List all the lines in these records that hold "dredging".

## Start Records for the exercise

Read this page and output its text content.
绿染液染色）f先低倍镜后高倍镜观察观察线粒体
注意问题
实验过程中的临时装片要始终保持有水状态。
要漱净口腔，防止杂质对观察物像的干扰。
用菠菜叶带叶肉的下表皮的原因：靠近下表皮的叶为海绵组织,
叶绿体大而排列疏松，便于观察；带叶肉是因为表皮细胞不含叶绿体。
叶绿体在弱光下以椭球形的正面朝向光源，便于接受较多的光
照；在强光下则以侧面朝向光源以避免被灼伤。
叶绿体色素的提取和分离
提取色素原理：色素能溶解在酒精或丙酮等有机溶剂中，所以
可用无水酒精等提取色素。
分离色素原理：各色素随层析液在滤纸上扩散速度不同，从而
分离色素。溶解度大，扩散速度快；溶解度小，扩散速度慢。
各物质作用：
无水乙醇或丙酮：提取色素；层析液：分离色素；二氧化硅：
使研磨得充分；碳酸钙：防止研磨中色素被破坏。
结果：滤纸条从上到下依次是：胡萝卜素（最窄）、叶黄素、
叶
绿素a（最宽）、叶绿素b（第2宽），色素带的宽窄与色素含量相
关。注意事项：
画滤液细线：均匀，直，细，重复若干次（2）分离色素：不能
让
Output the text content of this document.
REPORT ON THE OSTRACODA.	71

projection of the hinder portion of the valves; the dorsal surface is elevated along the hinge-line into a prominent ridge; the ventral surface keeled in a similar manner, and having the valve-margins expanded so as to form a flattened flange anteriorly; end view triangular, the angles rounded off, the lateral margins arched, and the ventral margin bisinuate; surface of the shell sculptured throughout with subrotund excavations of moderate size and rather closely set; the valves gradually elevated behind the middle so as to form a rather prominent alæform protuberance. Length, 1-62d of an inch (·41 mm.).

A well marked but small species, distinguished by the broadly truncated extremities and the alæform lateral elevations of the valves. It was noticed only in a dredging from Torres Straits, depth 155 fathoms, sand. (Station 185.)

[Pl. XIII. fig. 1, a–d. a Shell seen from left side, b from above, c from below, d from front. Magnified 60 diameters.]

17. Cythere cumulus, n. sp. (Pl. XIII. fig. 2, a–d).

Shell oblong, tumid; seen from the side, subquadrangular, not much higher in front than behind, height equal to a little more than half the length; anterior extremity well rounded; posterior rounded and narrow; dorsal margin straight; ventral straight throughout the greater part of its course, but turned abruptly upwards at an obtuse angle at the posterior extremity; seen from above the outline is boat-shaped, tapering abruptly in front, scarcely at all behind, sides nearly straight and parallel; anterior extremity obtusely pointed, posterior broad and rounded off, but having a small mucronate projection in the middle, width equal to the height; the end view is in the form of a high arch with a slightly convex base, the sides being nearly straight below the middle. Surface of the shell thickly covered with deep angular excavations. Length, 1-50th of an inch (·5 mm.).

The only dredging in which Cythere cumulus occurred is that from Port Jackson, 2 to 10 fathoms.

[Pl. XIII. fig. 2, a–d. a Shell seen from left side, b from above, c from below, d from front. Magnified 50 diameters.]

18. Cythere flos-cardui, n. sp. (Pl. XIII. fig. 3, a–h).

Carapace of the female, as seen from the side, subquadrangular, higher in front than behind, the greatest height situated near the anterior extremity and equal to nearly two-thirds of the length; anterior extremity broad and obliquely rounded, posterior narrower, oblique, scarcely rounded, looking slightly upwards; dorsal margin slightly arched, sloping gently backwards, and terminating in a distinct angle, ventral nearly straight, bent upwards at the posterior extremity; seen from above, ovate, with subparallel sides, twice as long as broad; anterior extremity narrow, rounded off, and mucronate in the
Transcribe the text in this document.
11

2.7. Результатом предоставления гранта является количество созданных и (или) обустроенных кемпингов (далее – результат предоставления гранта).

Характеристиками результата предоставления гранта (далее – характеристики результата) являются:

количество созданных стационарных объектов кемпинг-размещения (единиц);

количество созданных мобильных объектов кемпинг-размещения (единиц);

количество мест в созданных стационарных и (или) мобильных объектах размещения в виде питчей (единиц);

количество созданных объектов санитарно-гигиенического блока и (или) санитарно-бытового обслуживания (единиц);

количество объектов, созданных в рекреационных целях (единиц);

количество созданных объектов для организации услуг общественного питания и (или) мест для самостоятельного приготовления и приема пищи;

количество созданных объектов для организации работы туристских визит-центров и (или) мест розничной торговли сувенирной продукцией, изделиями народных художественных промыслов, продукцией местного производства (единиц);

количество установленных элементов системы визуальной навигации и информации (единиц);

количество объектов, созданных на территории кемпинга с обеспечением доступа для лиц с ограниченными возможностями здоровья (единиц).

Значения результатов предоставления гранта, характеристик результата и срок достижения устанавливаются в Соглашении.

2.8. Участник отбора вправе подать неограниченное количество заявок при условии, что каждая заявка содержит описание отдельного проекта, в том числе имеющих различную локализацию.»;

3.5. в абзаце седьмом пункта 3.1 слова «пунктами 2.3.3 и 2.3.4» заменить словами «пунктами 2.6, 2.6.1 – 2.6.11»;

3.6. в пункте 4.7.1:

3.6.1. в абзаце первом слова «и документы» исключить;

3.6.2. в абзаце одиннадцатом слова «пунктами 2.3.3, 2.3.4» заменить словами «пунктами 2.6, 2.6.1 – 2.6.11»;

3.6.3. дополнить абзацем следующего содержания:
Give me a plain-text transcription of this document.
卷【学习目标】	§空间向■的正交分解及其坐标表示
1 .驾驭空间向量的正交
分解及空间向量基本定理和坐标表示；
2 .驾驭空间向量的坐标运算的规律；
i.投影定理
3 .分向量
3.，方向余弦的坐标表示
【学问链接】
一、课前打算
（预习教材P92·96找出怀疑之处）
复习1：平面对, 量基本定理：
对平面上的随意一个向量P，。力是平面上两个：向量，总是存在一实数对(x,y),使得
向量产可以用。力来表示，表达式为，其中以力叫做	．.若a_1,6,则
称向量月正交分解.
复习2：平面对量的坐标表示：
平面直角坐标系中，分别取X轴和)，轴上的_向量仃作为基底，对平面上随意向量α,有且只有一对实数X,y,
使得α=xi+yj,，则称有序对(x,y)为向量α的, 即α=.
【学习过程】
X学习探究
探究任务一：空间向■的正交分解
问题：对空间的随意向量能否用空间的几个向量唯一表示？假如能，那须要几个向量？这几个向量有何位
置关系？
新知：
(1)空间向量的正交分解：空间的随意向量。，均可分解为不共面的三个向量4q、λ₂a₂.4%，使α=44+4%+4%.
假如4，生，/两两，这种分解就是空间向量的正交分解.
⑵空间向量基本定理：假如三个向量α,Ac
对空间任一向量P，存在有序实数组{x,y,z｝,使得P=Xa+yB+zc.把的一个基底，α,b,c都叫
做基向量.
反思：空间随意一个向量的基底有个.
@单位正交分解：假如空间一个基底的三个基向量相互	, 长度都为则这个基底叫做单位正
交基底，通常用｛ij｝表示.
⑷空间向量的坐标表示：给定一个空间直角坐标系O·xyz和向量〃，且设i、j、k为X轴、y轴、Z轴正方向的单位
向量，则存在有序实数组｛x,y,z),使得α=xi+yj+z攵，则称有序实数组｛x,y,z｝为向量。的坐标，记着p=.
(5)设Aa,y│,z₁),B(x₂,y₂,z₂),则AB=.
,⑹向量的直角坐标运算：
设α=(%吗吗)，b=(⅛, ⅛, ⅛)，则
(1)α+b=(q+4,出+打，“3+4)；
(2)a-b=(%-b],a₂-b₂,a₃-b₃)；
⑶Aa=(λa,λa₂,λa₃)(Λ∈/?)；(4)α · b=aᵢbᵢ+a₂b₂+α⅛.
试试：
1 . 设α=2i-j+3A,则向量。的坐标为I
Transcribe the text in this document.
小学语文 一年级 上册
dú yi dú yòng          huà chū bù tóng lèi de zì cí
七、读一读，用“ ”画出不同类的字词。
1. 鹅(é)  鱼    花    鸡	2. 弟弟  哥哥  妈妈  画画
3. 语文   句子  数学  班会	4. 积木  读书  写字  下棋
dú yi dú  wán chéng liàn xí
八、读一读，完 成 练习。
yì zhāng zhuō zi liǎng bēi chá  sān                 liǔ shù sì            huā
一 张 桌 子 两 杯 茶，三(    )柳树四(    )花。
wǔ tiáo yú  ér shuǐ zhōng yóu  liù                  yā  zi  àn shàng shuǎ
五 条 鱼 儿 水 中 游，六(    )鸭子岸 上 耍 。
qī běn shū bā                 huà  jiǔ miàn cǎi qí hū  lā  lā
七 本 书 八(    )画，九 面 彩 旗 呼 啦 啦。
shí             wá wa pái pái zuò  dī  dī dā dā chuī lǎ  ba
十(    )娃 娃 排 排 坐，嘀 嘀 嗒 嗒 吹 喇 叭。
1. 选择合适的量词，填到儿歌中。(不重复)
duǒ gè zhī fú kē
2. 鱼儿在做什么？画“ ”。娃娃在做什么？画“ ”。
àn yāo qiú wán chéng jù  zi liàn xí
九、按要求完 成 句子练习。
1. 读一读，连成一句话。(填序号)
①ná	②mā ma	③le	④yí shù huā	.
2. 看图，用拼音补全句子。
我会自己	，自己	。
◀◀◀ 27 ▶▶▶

## End Records for the exercise

Response ::
A well marked but small species, distinguished by the broadly truncated extremities and the alæform lateral elevations of the valves. It was noticed only in a dredging from Torres Straits, depth 155 fathoms, sand. (Station 185.)
The only dredging in which Cythere cumulus occurred is that from Port Jackson, 2 to 10 fathoms.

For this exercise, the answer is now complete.